For each line below that includes the word "выделить", make a copy.

***** Given entries *****

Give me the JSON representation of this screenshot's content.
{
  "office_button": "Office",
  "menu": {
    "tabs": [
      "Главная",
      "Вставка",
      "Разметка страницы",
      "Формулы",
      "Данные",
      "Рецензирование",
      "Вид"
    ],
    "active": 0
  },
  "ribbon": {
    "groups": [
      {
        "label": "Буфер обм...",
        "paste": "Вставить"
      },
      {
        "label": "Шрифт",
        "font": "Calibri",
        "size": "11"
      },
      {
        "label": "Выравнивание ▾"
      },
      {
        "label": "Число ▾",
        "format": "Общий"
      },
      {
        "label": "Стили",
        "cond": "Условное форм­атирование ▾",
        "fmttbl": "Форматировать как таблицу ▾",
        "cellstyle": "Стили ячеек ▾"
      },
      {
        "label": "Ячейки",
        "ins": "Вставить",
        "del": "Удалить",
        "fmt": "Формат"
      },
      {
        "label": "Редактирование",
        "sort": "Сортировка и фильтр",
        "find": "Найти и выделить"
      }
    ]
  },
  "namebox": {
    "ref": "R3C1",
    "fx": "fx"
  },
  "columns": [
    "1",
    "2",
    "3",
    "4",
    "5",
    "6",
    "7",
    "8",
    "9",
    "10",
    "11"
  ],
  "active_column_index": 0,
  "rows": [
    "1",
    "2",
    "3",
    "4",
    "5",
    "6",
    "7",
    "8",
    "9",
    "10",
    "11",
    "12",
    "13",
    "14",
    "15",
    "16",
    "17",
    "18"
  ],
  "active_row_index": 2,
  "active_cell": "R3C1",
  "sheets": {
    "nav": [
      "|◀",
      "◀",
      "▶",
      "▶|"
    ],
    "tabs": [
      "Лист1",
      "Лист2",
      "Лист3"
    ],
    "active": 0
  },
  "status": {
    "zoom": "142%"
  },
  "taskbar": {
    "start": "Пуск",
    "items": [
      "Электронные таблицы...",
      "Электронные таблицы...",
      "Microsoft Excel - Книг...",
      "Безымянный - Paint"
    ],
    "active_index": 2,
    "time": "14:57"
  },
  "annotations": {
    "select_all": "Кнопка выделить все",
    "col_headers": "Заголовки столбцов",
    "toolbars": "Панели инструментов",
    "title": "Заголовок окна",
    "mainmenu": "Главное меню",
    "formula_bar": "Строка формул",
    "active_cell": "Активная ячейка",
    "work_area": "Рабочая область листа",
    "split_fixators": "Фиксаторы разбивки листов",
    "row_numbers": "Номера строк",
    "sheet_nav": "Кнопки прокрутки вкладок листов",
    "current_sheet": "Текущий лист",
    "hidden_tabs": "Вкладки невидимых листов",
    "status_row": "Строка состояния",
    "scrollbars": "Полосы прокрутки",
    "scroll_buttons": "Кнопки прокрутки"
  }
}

*****

Solution below:
        "find": "Найти и выделить"
    "select_all": "Кнопка выделить все",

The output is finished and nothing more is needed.